DATA ROWS
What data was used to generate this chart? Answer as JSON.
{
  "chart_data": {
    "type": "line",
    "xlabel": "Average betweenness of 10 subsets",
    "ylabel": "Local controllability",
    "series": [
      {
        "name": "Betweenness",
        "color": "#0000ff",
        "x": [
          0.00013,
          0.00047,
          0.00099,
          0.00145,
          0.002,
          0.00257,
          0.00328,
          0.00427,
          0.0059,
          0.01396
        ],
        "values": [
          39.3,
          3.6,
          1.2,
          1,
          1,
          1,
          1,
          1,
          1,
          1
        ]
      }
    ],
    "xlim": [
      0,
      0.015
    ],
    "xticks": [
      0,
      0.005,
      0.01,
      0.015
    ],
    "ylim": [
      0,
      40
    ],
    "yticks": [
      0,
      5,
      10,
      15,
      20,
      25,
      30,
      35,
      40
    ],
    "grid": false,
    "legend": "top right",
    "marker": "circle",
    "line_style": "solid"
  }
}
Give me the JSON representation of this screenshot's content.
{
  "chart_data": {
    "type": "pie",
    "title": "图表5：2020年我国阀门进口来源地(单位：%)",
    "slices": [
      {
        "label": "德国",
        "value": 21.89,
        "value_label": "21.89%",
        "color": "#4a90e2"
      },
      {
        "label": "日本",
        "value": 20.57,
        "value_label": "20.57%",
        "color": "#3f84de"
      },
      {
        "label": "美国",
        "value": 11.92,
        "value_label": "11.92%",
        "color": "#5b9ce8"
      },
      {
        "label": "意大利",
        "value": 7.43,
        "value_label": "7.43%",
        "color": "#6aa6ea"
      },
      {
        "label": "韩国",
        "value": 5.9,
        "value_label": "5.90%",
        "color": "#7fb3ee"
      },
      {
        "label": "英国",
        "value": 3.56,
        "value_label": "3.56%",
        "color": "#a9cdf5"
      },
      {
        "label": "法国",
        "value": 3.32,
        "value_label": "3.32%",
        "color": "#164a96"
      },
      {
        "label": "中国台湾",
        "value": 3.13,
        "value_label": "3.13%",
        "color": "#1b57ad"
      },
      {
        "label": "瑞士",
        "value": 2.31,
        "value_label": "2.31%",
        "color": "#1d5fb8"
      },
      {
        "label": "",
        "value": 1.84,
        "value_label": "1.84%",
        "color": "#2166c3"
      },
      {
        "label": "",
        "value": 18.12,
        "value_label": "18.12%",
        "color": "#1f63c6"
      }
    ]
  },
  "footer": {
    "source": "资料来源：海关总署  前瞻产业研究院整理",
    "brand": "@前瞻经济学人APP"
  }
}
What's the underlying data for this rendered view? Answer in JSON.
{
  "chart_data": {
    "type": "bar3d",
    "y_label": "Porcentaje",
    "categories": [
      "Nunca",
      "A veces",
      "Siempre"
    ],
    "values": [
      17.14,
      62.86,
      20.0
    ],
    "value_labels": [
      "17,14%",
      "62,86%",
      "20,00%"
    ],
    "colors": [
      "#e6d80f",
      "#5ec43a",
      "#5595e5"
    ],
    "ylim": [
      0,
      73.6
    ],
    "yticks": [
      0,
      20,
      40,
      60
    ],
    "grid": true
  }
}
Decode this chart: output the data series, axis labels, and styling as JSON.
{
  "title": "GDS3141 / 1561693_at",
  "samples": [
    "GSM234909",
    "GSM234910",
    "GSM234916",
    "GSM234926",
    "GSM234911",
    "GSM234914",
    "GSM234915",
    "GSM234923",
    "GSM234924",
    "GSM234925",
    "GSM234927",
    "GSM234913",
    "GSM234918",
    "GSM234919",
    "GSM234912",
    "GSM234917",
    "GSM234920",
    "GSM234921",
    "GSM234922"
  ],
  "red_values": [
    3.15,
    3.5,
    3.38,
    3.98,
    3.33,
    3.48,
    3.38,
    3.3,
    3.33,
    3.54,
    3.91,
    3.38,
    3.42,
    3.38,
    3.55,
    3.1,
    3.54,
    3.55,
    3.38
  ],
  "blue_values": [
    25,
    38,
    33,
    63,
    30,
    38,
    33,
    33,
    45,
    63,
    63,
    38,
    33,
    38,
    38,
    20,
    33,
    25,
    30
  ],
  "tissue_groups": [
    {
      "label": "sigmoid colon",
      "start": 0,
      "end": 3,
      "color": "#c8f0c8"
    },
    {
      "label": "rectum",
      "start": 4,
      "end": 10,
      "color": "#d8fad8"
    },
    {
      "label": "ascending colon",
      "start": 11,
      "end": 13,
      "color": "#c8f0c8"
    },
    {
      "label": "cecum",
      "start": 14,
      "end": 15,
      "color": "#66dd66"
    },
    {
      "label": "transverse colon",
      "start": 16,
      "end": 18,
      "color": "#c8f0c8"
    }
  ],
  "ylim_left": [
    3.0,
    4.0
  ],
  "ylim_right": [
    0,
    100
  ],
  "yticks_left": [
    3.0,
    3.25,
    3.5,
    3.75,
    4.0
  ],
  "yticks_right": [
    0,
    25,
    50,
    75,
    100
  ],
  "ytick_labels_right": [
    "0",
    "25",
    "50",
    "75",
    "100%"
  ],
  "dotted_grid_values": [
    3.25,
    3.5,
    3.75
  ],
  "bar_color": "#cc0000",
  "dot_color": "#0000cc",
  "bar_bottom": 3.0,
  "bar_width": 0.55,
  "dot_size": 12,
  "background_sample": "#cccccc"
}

TO DO
List the lines of the entries that include "What".

TASK ANSWER
What data was used to generate this chart? Answer as JSON.
What's the underlying data for this rendered view? Answer in JSON.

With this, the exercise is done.